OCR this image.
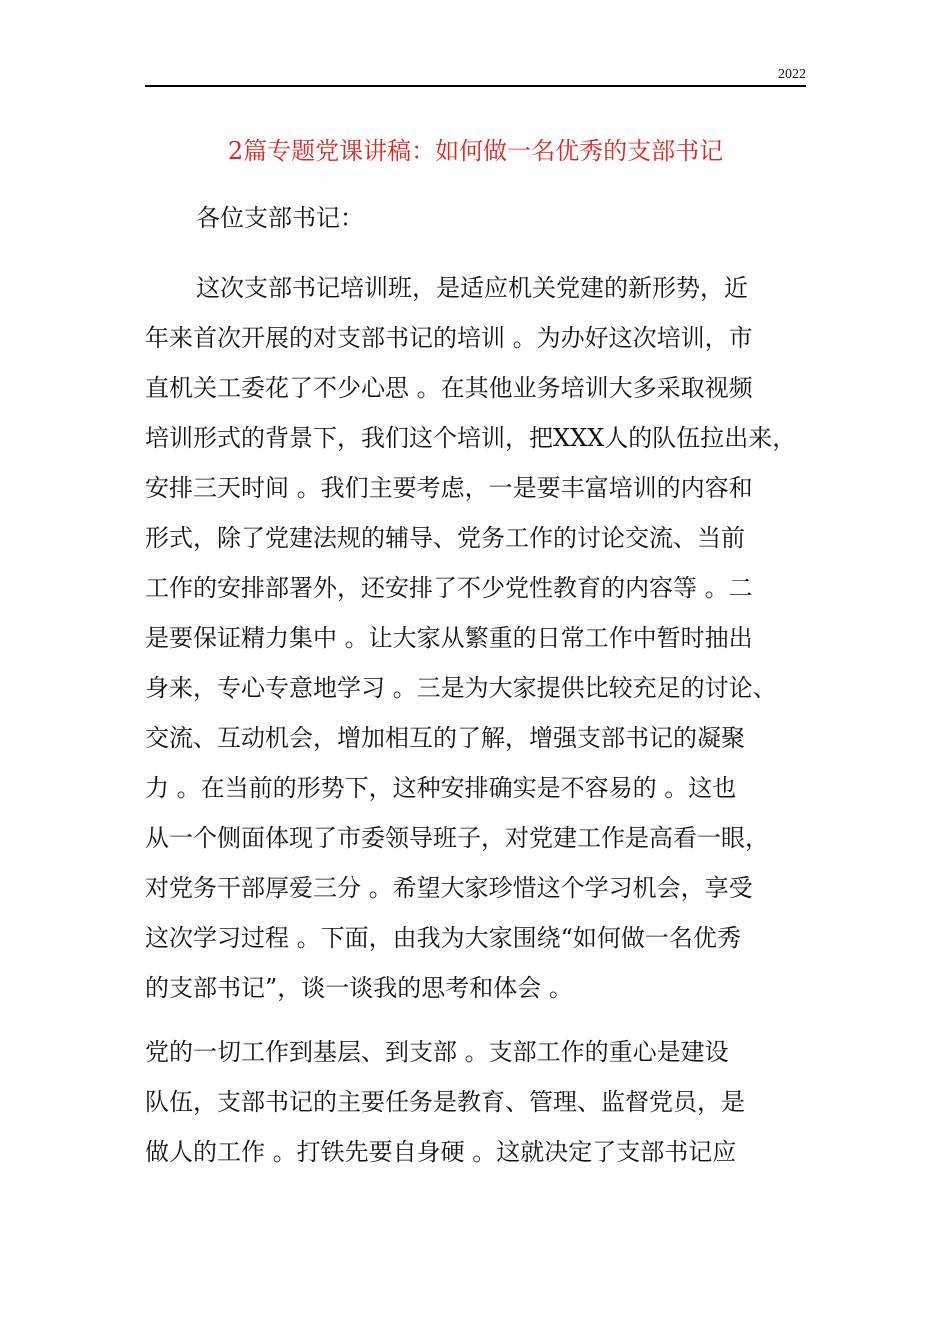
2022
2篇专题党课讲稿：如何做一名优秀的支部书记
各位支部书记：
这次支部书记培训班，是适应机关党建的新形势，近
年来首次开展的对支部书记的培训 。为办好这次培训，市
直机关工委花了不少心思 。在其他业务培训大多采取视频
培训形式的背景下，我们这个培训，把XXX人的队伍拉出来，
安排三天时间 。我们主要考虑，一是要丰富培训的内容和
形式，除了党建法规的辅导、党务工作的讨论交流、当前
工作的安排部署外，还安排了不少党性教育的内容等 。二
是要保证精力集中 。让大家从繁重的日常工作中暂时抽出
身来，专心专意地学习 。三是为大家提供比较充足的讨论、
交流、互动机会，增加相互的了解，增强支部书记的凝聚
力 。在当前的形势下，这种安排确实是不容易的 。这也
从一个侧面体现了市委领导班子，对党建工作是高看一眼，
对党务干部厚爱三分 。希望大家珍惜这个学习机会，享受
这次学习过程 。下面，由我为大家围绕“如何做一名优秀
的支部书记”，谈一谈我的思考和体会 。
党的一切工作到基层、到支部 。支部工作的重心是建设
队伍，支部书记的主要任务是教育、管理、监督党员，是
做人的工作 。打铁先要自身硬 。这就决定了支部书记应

= = = =

• Given request: Copy the listing exactly. Any image in it stays out of the copy.

• Solved problem:
OCR this image.
2022
2篇专题党课讲稿：如何做一名优秀的支部书记
各位支部书记：
这次支部书记培训班，是适应机关党建的新形势，近
年来首次开展的对支部书记的培训 。为办好这次培训，市
直机关工委花了不少心思 。在其他业务培训大多采取视频
培训形式的背景下，我们这个培训，把XXX人的队伍拉出来，
安排三天时间 。我们主要考虑，一是要丰富培训的内容和
形式，除了党建法规的辅导、党务工作的讨论交流、当前
工作的安排部署外，还安排了不少党性教育的内容等 。二
是要保证精力集中 。让大家从繁重的日常工作中暂时抽出
身来，专心专意地学习 。三是为大家提供比较充足的讨论、
交流、互动机会，增加相互的了解，增强支部书记的凝聚
力 。在当前的形势下，这种安排确实是不容易的 。这也
从一个侧面体现了市委领导班子，对党建工作是高看一眼，
对党务干部厚爱三分 。希望大家珍惜这个学习机会，享受
这次学习过程 。下面，由我为大家围绕“如何做一名优秀
的支部书记”，谈一谈我的思考和体会 。
党的一切工作到基层、到支部 。支部工作的重心是建设
队伍，支部书记的主要任务是教育、管理、监督党员，是
做人的工作 。打铁先要自身硬 。这就决定了支部书记应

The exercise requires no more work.